- [What is asked] List each line holding the string "return".

- [Rows]
■ ■ ■ ■
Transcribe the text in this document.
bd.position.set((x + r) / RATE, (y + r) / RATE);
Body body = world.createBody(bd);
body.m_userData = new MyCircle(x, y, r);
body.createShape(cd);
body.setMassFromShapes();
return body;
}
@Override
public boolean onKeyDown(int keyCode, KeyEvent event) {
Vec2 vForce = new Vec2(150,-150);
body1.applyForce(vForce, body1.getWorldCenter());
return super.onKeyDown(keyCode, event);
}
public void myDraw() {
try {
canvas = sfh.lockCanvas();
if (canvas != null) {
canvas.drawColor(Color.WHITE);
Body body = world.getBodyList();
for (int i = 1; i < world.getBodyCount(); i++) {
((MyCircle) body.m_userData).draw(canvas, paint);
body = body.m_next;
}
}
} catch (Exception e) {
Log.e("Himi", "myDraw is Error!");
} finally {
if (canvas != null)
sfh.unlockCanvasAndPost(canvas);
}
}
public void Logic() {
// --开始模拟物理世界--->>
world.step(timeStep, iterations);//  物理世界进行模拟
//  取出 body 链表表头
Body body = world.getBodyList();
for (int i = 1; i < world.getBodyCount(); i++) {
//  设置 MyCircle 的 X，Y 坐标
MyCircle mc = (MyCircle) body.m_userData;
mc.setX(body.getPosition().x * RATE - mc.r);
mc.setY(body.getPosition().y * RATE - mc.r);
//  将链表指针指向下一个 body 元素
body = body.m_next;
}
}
■ ■ ■ ■
- [Finished answer]
return body;
return super.onKeyDown(keyCode, event);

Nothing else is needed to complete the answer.